→ **Records to process**:
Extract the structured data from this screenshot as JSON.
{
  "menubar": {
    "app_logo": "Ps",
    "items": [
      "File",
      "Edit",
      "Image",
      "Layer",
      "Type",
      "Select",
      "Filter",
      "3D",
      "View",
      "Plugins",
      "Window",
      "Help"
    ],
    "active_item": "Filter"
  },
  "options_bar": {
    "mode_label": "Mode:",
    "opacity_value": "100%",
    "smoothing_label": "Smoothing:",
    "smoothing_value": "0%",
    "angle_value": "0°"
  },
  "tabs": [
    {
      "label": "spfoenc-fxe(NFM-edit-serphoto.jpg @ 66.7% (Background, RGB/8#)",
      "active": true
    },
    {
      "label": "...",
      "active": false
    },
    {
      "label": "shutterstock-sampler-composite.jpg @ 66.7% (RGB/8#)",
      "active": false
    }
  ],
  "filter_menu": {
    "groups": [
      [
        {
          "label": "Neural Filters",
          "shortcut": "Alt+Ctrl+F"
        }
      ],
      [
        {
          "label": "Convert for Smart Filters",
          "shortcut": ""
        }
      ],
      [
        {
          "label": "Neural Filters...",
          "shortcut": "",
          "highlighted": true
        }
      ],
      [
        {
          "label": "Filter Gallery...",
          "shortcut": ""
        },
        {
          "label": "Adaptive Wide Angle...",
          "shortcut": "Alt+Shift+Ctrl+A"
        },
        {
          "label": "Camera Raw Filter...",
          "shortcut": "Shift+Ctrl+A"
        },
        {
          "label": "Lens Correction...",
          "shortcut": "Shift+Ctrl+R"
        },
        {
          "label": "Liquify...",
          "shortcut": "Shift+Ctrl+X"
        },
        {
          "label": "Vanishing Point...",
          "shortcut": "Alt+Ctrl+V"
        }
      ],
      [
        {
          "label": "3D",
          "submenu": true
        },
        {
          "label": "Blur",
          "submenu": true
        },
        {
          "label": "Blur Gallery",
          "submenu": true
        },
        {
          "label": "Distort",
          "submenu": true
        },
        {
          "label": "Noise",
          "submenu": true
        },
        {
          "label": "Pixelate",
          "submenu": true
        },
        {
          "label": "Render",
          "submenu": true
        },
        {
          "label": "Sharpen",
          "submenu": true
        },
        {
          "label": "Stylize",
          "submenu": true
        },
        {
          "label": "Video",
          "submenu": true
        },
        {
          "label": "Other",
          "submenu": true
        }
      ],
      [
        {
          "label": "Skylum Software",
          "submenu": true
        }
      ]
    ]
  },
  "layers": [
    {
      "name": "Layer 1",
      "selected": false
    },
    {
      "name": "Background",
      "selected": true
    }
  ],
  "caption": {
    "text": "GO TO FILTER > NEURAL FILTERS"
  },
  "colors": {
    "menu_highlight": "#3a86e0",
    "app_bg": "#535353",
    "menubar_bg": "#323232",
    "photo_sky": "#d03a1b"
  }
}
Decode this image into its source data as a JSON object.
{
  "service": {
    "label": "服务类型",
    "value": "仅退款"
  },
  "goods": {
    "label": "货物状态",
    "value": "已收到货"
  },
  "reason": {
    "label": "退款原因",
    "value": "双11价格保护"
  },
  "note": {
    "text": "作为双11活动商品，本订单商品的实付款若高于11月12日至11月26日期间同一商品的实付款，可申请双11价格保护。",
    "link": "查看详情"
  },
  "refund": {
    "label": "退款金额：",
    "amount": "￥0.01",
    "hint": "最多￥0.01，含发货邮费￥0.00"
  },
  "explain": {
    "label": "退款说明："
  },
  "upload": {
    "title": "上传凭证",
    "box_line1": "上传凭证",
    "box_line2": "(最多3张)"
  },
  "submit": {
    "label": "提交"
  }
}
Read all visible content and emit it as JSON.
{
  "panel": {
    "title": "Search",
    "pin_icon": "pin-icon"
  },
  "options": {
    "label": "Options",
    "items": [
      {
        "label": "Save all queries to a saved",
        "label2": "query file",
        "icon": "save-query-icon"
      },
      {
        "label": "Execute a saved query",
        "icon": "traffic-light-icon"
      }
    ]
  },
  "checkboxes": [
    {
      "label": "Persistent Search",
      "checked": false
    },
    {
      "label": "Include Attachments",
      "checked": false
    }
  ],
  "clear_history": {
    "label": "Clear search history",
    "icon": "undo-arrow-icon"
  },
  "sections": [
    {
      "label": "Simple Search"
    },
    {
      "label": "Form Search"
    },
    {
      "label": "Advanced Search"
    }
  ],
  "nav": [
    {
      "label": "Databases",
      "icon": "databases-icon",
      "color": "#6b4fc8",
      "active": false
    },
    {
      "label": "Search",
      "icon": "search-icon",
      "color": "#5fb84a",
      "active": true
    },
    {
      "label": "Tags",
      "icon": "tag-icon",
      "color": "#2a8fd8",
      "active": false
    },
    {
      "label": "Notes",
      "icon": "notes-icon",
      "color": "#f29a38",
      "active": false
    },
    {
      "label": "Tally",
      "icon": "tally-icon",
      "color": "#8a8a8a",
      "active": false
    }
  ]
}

→ **Your objective**: Repeat the listing exactly, from its first line to its last.

→ **Task answer**:
Extract the structured data from this screenshot as JSON.
{
  "menubar": {
    "app_logo": "Ps",
    "items": [
      "File",
      "Edit",
      "Image",
      "Layer",
      "Type",
      "Select",
      "Filter",
      "3D",
      "View",
      "Plugins",
      "Window",
      "Help"
    ],
    "active_item": "Filter"
  },
  "options_bar": {
    "mode_label": "Mode:",
    "opacity_value": "100%",
    "smoothing_label": "Smoothing:",
    "smoothing_value": "0%",
    "angle_value": "0°"
  },
  "tabs": [
    {
      "label": "spfoenc-fxe(NFM-edit-serphoto.jpg @ 66.7% (Background, RGB/8#)",
      "active": true
    },
    {
      "label": "...",
      "active": false
    },
    {
      "label": "shutterstock-sampler-composite.jpg @ 66.7% (RGB/8#)",
      "active": false
    }
  ],
  "filter_menu": {
    "groups": [
      [
        {
          "label": "Neural Filters",
          "shortcut": "Alt+Ctrl+F"
        }
      ],
      [
        {
          "label": "Convert for Smart Filters",
          "shortcut": ""
        }
      ],
      [
        {
          "label": "Neural Filters...",
          "shortcut": "",
          "highlighted": true
        }
      ],
      [
        {
          "label": "Filter Gallery...",
          "shortcut": ""
        },
        {
          "label": "Adaptive Wide Angle...",
          "shortcut": "Alt+Shift+Ctrl+A"
        },
        {
          "label": "Camera Raw Filter...",
          "shortcut": "Shift+Ctrl+A"
        },
        {
          "label": "Lens Correction...",
          "shortcut": "Shift+Ctrl+R"
        },
        {
          "label": "Liquify...",
          "shortcut": "Shift+Ctrl+X"
        },
        {
          "label": "Vanishing Point...",
          "shortcut": "Alt+Ctrl+V"
        }
      ],
      [
        {
          "label": "3D",
          "submenu": true
        },
        {
          "label": "Blur",
          "submenu": true
        },
        {
          "label": "Blur Gallery",
          "submenu": true
        },
        {
          "label": "Distort",
          "submenu": true
        },
        {
          "label": "Noise",
          "submenu": true
        },
        {
          "label": "Pixelate",
          "submenu": true
        },
        {
          "label": "Render",
          "submenu": true
        },
        {
          "label": "Sharpen",
          "submenu": true
        },
        {
          "label": "Stylize",
          "submenu": true
        },
        {
          "label": "Video",
          "submenu": true
        },
        {
          "label": "Other",
          "submenu": true
        }
      ],
      [
        {
          "label": "Skylum Software",
          "submenu": true
        }
      ]
    ]
  },
  "layers": [
    {
      "name": "Layer 1",
      "selected": false
    },
    {
      "name": "Background",
      "selected": true
    }
  ],
  "caption": {
    "text": "GO TO FILTER > NEURAL FILTERS"
  },
  "colors": {
    "menu_highlight": "#3a86e0",
    "app_bg": "#535353",
    "menubar_bg": "#323232",
    "photo_sky": "#d03a1b"
  }
}
Decode this image into its source data as a JSON object.
{
  "service": {
    "label": "服务类型",
    "value": "仅退款"
  },
  "goods": {
    "label": "货物状态",
    "value": "已收到货"
  },
  "reason": {
    "label": "退款原因",
    "value": "双11价格保护"
  },
  "note": {
    "text": "作为双11活动商品，本订单商品的实付款若高于11月12日至11月26日期间同一商品的实付款，可申请双11价格保护。",
    "link": "查看详情"
  },
  "refund": {
    "label": "退款金额：",
    "amount": "￥0.01",
    "hint": "最多￥0.01，含发货邮费￥0.00"
  },
  "explain": {
    "label": "退款说明："
  },
  "upload": {
    "title": "上传凭证",
    "box_line1": "上传凭证",
    "box_line2": "(最多3张)"
  },
  "submit": {
    "label": "提交"
  }
}
Read all visible content and emit it as JSON.
{
  "panel": {
    "title": "Search",
    "pin_icon": "pin-icon"
  },
  "options": {
    "label": "Options",
    "items": [
      {
        "label": "Save all queries to a saved",
        "label2": "query file",
        "icon": "save-query-icon"
      },
      {
        "label": "Execute a saved query",
        "icon": "traffic-light-icon"
      }
    ]
  },
  "checkboxes": [
    {
      "label": "Persistent Search",
      "checked": false
    },
    {
      "label": "Include Attachments",
      "checked": false
    }
  ],
  "clear_history": {
    "label": "Clear search history",
    "icon": "undo-arrow-icon"
  },
  "sections": [
    {
      "label": "Simple Search"
    },
    {
      "label": "Form Search"
    },
    {
      "label": "Advanced Search"
    }
  ],
  "nav": [
    {
      "label": "Databases",
      "icon": "databases-icon",
      "color": "#6b4fc8",
      "active": false
    },
    {
      "label": "Search",
      "icon": "search-icon",
      "color": "#5fb84a",
      "active": true
    },
    {
      "label": "Tags",
      "icon": "tag-icon",
      "color": "#2a8fd8",
      "active": false
    },
    {
      "label": "Notes",
      "icon": "notes-icon",
      "color": "#f29a38",
      "active": false
    },
    {
      "label": "Tally",
      "icon": "tally-icon",
      "color": "#8a8a8a",
      "active": false
    }
  ]
}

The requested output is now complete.